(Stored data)
- - -
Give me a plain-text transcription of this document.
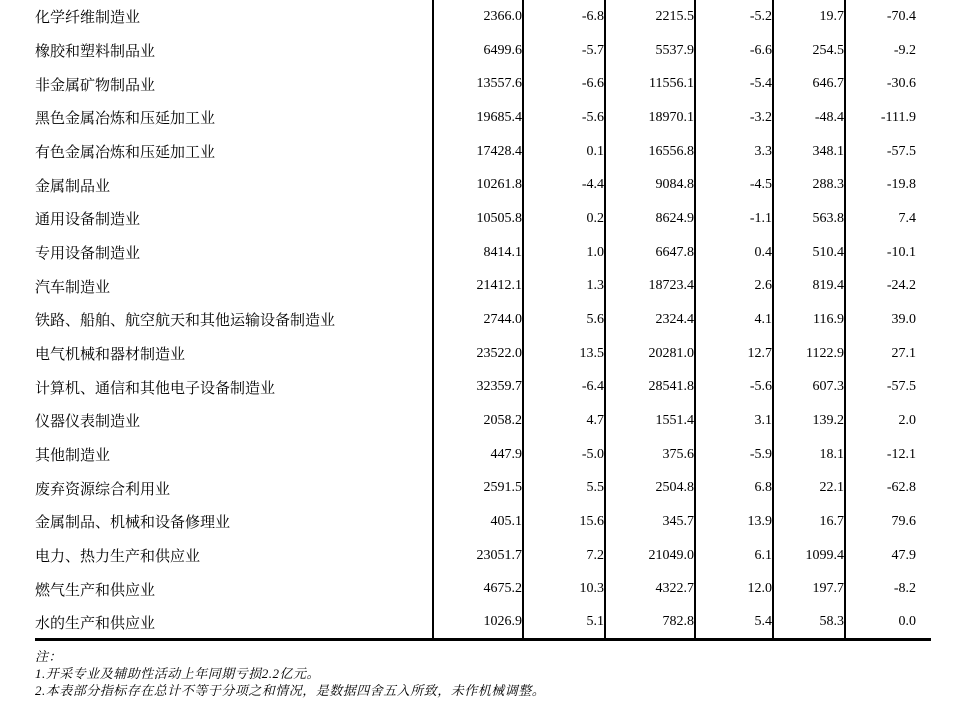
化学纤维制造业	2366.0	-6.8	2215.5	-5.2	19.7	-70.4
橡胶和塑料制品业	6499.6	-5.7	5537.9	-6.6	254.5	-9.2
非金属矿物制品业	13557.6	-6.6	11556.1	-5.4	646.7	-30.6
黑色金属冶炼和压延加工业	19685.4	-5.6	18970.1	-3.2	-48.4	-111.9
有色金属冶炼和压延加工业	17428.4	0.1	16556.8	3.3	348.1	-57.5
金属制品业	10261.8	-4.4	9084.8	-4.5	288.3	-19.8
通用设备制造业	10505.8	0.2	8624.9	-1.1	563.8	7.4
专用设备制造业	8414.1	1.0	6647.8	0.4	510.4	-10.1
汽车制造业	21412.1	1.3	18723.4	2.6	819.4	-24.2
铁路、船舶、航空航天和其他运输设备制造业	2744.0	5.6	2324.4	4.1	116.9	39.0
电气机械和器材制造业	23522.0	13.5	20281.0	12.7	1122.9	27.1
计算机、通信和其他电子设备制造业	32359.7	-6.4	28541.8	-5.6	607.3	-57.5
仪器仪表制造业	2058.2	4.7	1551.4	3.1	139.2	2.0
其他制造业	447.9	-5.0	375.6	-5.9	18.1	-12.1
废弃资源综合利用业	2591.5	5.5	2504.8	6.8	22.1	-62.8
金属制品、机械和设备修理业	405.1	15.6	345.7	13.9	16.7	79.6
电力、热力生产和供应业	23051.7	7.2	21049.0	6.1	1099.4	47.9
燃气生产和供应业	4675.2	10.3	4322.7	12.0	197.7	-8.2
水的生产和供应业	1026.9	5.1	782.8	5.4	58.3	0.0
注：
1.开采专业及辅助性活动上年同期亏损2.2亿元。
2.本表部分指标存在总计不等于分项之和情况，是数据四舍五入所致，未作机械调整。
- - -
* Exercise brief: Pictures are excluded; output everything else in the data verbatim.

* Solution for this task:
Give me a plain-text transcription of this document.
化学纤维制造业	2366.0	-6.8	2215.5	-5.2	19.7	-70.4
橡胶和塑料制品业	6499.6	-5.7	5537.9	-6.6	254.5	-9.2
非金属矿物制品业	13557.6	-6.6	11556.1	-5.4	646.7	-30.6
黑色金属冶炼和压延加工业	19685.4	-5.6	18970.1	-3.2	-48.4	-111.9
有色金属冶炼和压延加工业	17428.4	0.1	16556.8	3.3	348.1	-57.5
金属制品业	10261.8	-4.4	9084.8	-4.5	288.3	-19.8
通用设备制造业	10505.8	0.2	8624.9	-1.1	563.8	7.4
专用设备制造业	8414.1	1.0	6647.8	0.4	510.4	-10.1
汽车制造业	21412.1	1.3	18723.4	2.6	819.4	-24.2
铁路、船舶、航空航天和其他运输设备制造业	2744.0	5.6	2324.4	4.1	116.9	39.0
电气机械和器材制造业	23522.0	13.5	20281.0	12.7	1122.9	27.1
计算机、通信和其他电子设备制造业	32359.7	-6.4	28541.8	-5.6	607.3	-57.5
仪器仪表制造业	2058.2	4.7	1551.4	3.1	139.2	2.0
其他制造业	447.9	-5.0	375.6	-5.9	18.1	-12.1
废弃资源综合利用业	2591.5	5.5	2504.8	6.8	22.1	-62.8
金属制品、机械和设备修理业	405.1	15.6	345.7	13.9	16.7	79.6
电力、热力生产和供应业	23051.7	7.2	21049.0	6.1	1099.4	47.9
燃气生产和供应业	4675.2	10.3	4322.7	12.0	197.7	-8.2
水的生产和供应业	1026.9	5.1	782.8	5.4	58.3	0.0
注：
1.开采专业及辅助性活动上年同期亏损2.2亿元。
2.本表部分指标存在总计不等于分项之和情况，是数据四舍五入所致，未作机械调整。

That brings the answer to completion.